What is needed →
Pictures are not part of the copy; repeat everything else in the records exactly.

<<<<

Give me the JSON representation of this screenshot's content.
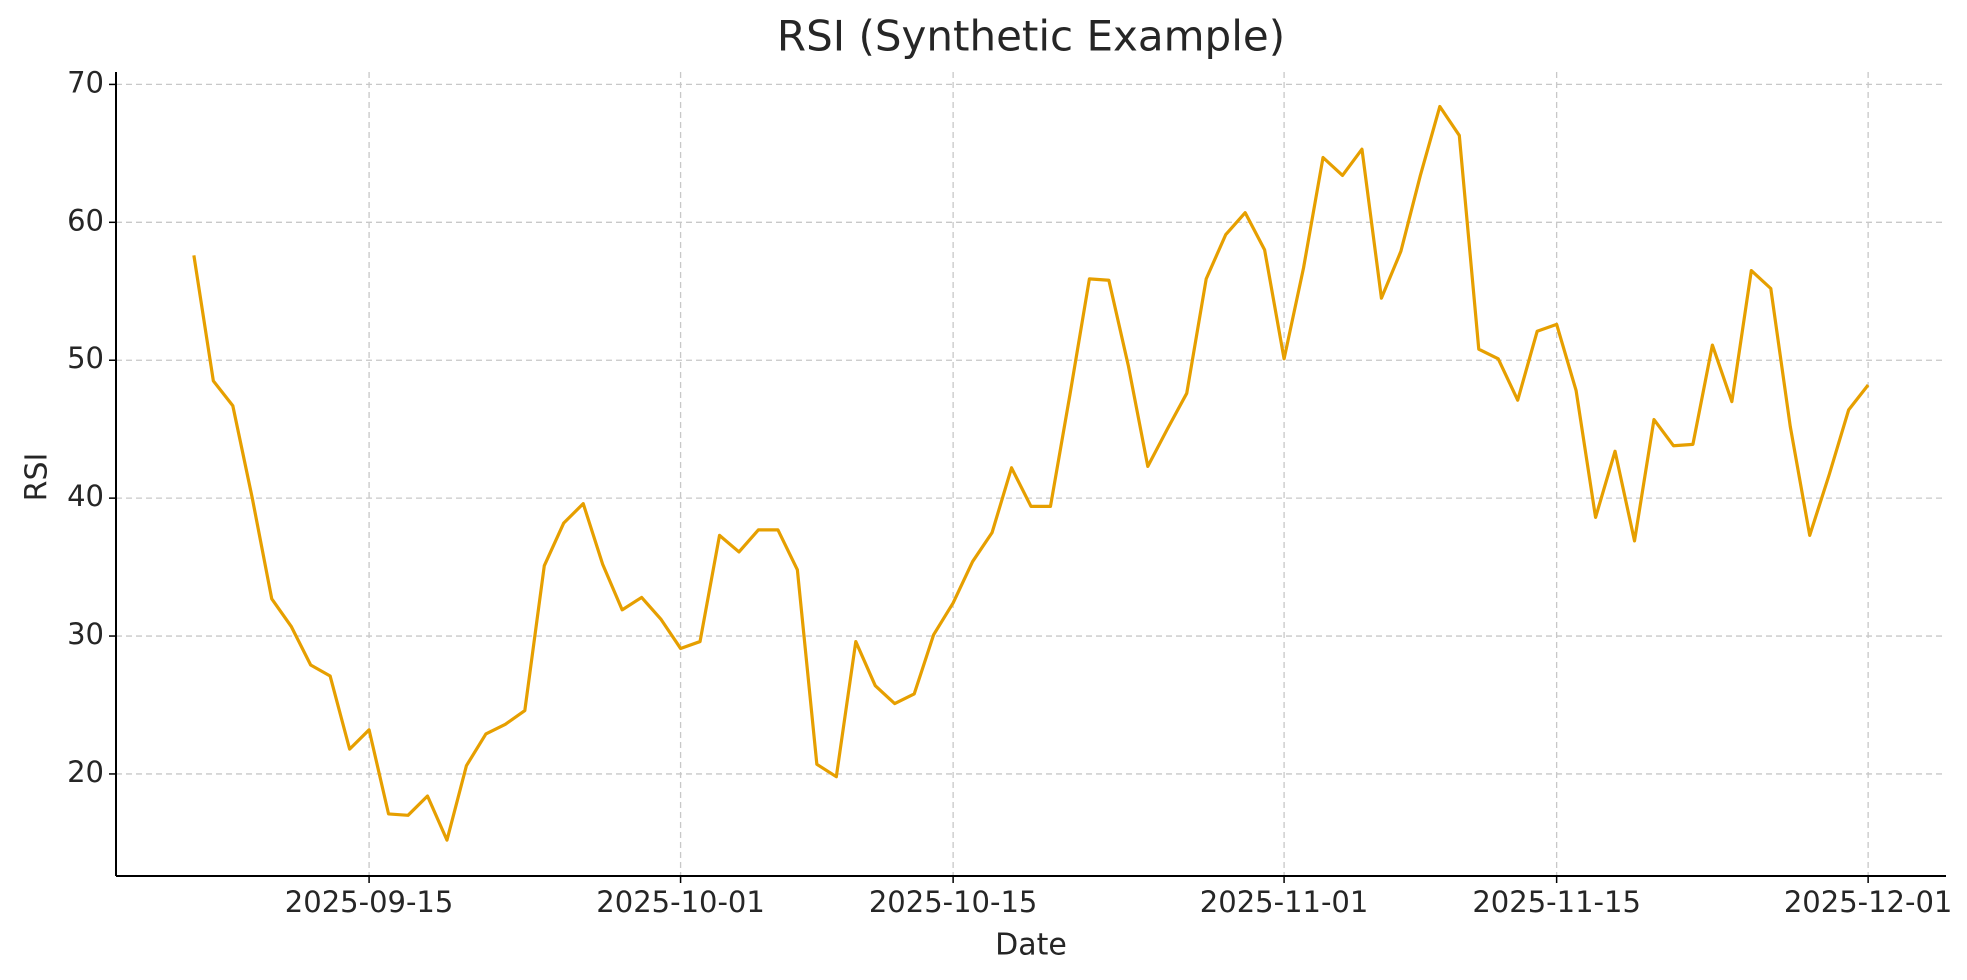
{
  "chart_data": {
    "type": "line",
    "title": "RSI (Synthetic Example)",
    "x_label": "Date",
    "y_label": "RSI",
    "x": [
      "2025-09-06",
      "2025-09-07",
      "2025-09-08",
      "2025-09-09",
      "2025-09-10",
      "2025-09-11",
      "2025-09-12",
      "2025-09-13",
      "2025-09-14",
      "2025-09-15",
      "2025-09-16",
      "2025-09-17",
      "2025-09-18",
      "2025-09-19",
      "2025-09-20",
      "2025-09-21",
      "2025-09-22",
      "2025-09-23",
      "2025-09-24",
      "2025-09-25",
      "2025-09-26",
      "2025-09-27",
      "2025-09-28",
      "2025-09-29",
      "2025-09-30",
      "2025-10-01",
      "2025-10-02",
      "2025-10-03",
      "2025-10-04",
      "2025-10-05",
      "2025-10-06",
      "2025-10-07",
      "2025-10-08",
      "2025-10-09",
      "2025-10-10",
      "2025-10-11",
      "2025-10-12",
      "2025-10-13",
      "2025-10-14",
      "2025-10-15",
      "2025-10-16",
      "2025-10-17",
      "2025-10-18",
      "2025-10-19",
      "2025-10-20",
      "2025-10-21",
      "2025-10-22",
      "2025-10-23",
      "2025-10-24",
      "2025-10-25",
      "2025-10-26",
      "2025-10-27",
      "2025-10-28",
      "2025-10-29",
      "2025-10-30",
      "2025-10-31",
      "2025-11-01",
      "2025-11-02",
      "2025-11-03",
      "2025-11-04",
      "2025-11-05",
      "2025-11-06",
      "2025-11-07",
      "2025-11-08",
      "2025-11-09",
      "2025-11-10",
      "2025-11-11",
      "2025-11-12",
      "2025-11-13",
      "2025-11-14",
      "2025-11-15",
      "2025-11-16",
      "2025-11-17",
      "2025-11-18",
      "2025-11-19",
      "2025-11-20",
      "2025-11-21",
      "2025-11-22",
      "2025-11-23",
      "2025-11-24",
      "2025-11-25",
      "2025-11-26",
      "2025-11-27",
      "2025-11-28",
      "2025-11-29",
      "2025-11-30",
      "2025-12-01"
    ],
    "series": [
      {
        "name": "RSI",
        "color": "#e69f00",
        "values": [
          57.6,
          48.5,
          46.7,
          40.0,
          32.7,
          30.7,
          27.9,
          27.1,
          21.8,
          23.2,
          17.1,
          17.0,
          18.4,
          15.2,
          20.6,
          22.9,
          23.6,
          24.6,
          35.1,
          38.2,
          39.6,
          35.2,
          31.9,
          32.8,
          31.2,
          29.1,
          29.6,
          37.3,
          36.1,
          37.7,
          37.7,
          34.8,
          20.7,
          19.8,
          29.6,
          26.4,
          25.1,
          25.8,
          30.1,
          32.4,
          35.4,
          37.5,
          42.2,
          39.4,
          39.4,
          47.5,
          55.9,
          55.8,
          49.6,
          42.3,
          45.0,
          47.6,
          55.9,
          59.1,
          60.7,
          58.0,
          50.1,
          56.7,
          64.7,
          63.4,
          65.3,
          54.5,
          57.9,
          63.4,
          68.4,
          66.3,
          50.8,
          50.1,
          47.1,
          52.1,
          52.6,
          47.8,
          38.6,
          43.4,
          36.9,
          45.7,
          43.8,
          43.9,
          51.1,
          47.0,
          56.5,
          55.2,
          45.2,
          37.3,
          41.7,
          46.4,
          48.2
        ]
      }
    ],
    "xlim": [
      "2025-09-02",
      "2025-12-05"
    ],
    "xticks": [
      "2025-09-15",
      "2025-10-01",
      "2025-10-15",
      "2025-11-01",
      "2025-11-15",
      "2025-12-01"
    ],
    "ylim": [
      12.6,
      70.9
    ],
    "yticks": [
      20,
      30,
      40,
      50,
      60,
      70
    ],
    "grid": true
  }
}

>>>>

Correct output →
Give me the JSON representation of this screenshot's content.
{
  "chart_data": {
    "type": "line",
    "title": "RSI (Synthetic Example)",
    "x_label": "Date",
    "y_label": "RSI",
    "x": [
      "2025-09-06",
      "2025-09-07",
      "2025-09-08",
      "2025-09-09",
      "2025-09-10",
      "2025-09-11",
      "2025-09-12",
      "2025-09-13",
      "2025-09-14",
      "2025-09-15",
      "2025-09-16",
      "2025-09-17",
      "2025-09-18",
      "2025-09-19",
      "2025-09-20",
      "2025-09-21",
      "2025-09-22",
      "2025-09-23",
      "2025-09-24",
      "2025-09-25",
      "2025-09-26",
      "2025-09-27",
      "2025-09-28",
      "2025-09-29",
      "2025-09-30",
      "2025-10-01",
      "2025-10-02",
      "2025-10-03",
      "2025-10-04",
      "2025-10-05",
      "2025-10-06",
      "2025-10-07",
      "2025-10-08",
      "2025-10-09",
      "2025-10-10",
      "2025-10-11",
      "2025-10-12",
      "2025-10-13",
      "2025-10-14",
      "2025-10-15",
      "2025-10-16",
      "2025-10-17",
      "2025-10-18",
      "2025-10-19",
      "2025-10-20",
      "2025-10-21",
      "2025-10-22",
      "2025-10-23",
      "2025-10-24",
      "2025-10-25",
      "2025-10-26",
      "2025-10-27",
      "2025-10-28",
      "2025-10-29",
      "2025-10-30",
      "2025-10-31",
      "2025-11-01",
      "2025-11-02",
      "2025-11-03",
      "2025-11-04",
      "2025-11-05",
      "2025-11-06",
      "2025-11-07",
      "2025-11-08",
      "2025-11-09",
      "2025-11-10",
      "2025-11-11",
      "2025-11-12",
      "2025-11-13",
      "2025-11-14",
      "2025-11-15",
      "2025-11-16",
      "2025-11-17",
      "2025-11-18",
      "2025-11-19",
      "2025-11-20",
      "2025-11-21",
      "2025-11-22",
      "2025-11-23",
      "2025-11-24",
      "2025-11-25",
      "2025-11-26",
      "2025-11-27",
      "2025-11-28",
      "2025-11-29",
      "2025-11-30",
      "2025-12-01"
    ],
    "series": [
      {
        "name": "RSI",
        "color": "#e69f00",
        "values": [
          57.6,
          48.5,
          46.7,
          40.0,
          32.7,
          30.7,
          27.9,
          27.1,
          21.8,
          23.2,
          17.1,
          17.0,
          18.4,
          15.2,
          20.6,
          22.9,
          23.6,
          24.6,
          35.1,
          38.2,
          39.6,
          35.2,
          31.9,
          32.8,
          31.2,
          29.1,
          29.6,
          37.3,
          36.1,
          37.7,
          37.7,
          34.8,
          20.7,
          19.8,
          29.6,
          26.4,
          25.1,
          25.8,
          30.1,
          32.4,
          35.4,
          37.5,
          42.2,
          39.4,
          39.4,
          47.5,
          55.9,
          55.8,
          49.6,
          42.3,
          45.0,
          47.6,
          55.9,
          59.1,
          60.7,
          58.0,
          50.1,
          56.7,
          64.7,
          63.4,
          65.3,
          54.5,
          57.9,
          63.4,
          68.4,
          66.3,
          50.8,
          50.1,
          47.1,
          52.1,
          52.6,
          47.8,
          38.6,
          43.4,
          36.9,
          45.7,
          43.8,
          43.9,
          51.1,
          47.0,
          56.5,
          55.2,
          45.2,
          37.3,
          41.7,
          46.4,
          48.2
        ]
      }
    ],
    "xlim": [
      "2025-09-02",
      "2025-12-05"
    ],
    "xticks": [
      "2025-09-15",
      "2025-10-01",
      "2025-10-15",
      "2025-11-01",
      "2025-11-15",
      "2025-12-01"
    ],
    "ylim": [
      12.6,
      70.9
    ],
    "yticks": [
      20,
      30,
      40,
      50,
      60,
      70
    ],
    "grid": true
  }
}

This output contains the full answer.